What is required: Scan the listing below. Report each line that includes "bình".
* * * * *
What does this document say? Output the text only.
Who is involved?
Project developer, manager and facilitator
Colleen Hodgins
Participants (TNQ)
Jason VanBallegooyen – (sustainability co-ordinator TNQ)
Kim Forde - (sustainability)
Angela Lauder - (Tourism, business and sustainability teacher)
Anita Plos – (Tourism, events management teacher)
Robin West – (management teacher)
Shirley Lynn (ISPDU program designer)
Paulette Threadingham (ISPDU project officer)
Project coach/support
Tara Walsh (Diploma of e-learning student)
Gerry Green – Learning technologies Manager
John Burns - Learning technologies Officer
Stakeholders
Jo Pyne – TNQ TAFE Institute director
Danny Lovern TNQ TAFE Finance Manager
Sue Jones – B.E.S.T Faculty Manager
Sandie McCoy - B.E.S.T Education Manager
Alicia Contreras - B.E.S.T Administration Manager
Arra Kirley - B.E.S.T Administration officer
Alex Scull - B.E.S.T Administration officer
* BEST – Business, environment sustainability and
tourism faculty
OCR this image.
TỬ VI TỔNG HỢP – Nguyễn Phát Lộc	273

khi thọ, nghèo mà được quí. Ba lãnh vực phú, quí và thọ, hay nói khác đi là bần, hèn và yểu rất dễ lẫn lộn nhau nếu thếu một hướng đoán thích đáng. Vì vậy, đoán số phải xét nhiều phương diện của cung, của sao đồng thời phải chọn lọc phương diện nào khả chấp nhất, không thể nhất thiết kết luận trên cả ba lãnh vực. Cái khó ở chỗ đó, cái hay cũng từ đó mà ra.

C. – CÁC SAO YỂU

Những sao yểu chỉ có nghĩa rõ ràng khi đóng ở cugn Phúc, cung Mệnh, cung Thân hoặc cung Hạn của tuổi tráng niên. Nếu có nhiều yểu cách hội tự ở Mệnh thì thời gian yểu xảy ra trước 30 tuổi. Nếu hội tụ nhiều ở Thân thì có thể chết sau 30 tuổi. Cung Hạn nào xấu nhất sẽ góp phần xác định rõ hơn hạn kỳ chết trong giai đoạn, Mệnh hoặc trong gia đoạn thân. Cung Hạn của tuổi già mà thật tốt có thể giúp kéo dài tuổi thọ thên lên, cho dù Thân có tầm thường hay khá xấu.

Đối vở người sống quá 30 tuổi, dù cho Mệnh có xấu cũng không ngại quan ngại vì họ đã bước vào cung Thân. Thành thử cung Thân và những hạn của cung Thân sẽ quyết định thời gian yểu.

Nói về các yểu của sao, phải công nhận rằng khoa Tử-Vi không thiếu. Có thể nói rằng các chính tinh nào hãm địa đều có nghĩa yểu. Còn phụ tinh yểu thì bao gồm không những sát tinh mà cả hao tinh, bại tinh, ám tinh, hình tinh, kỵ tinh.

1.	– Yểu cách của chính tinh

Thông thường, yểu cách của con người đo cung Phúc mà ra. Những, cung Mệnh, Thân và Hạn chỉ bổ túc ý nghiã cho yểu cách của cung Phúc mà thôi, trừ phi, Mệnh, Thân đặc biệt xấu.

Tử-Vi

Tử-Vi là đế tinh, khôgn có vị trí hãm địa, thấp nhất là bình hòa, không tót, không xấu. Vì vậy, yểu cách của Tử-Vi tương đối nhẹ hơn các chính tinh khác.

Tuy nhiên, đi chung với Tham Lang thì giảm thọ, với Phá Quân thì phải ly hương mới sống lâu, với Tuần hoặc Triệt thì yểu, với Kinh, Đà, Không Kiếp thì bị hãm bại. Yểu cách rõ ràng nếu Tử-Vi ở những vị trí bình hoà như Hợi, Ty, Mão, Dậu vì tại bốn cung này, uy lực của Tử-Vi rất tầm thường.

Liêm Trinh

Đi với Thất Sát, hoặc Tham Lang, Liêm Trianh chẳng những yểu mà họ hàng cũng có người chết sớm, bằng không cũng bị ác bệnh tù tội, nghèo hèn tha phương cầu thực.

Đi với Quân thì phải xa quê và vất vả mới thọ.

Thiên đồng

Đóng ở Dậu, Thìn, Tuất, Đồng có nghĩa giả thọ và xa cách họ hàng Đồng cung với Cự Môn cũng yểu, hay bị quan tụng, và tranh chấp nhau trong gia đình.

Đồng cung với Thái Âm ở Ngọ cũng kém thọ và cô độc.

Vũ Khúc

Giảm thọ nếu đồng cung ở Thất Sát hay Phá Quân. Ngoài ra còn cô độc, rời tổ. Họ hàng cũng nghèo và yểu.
* * * * *
Exercise response:
Tử-Vi là đế tinh, khôgn có vị trí hãm địa, thấp nhất là bình hòa, không tót, không xấu. Vì vậy, yểu cách của Tử-Vi tương đối nhẹ hơn các chính tinh khác.
Tuy nhiên, đi chung với Tham Lang thì giảm thọ, với Phá Quân thì phải ly hương mới sống lâu, với Tuần hoặc Triệt thì yểu, với Kinh, Đà, Không Kiếp thì bị hãm bại. Yểu cách rõ ràng nếu Tử-Vi ở những vị trí bình hoà như Hợi, Ty, Mão, Dậu vì tại bốn cung này, uy lực của Tử-Vi rất tầm thường.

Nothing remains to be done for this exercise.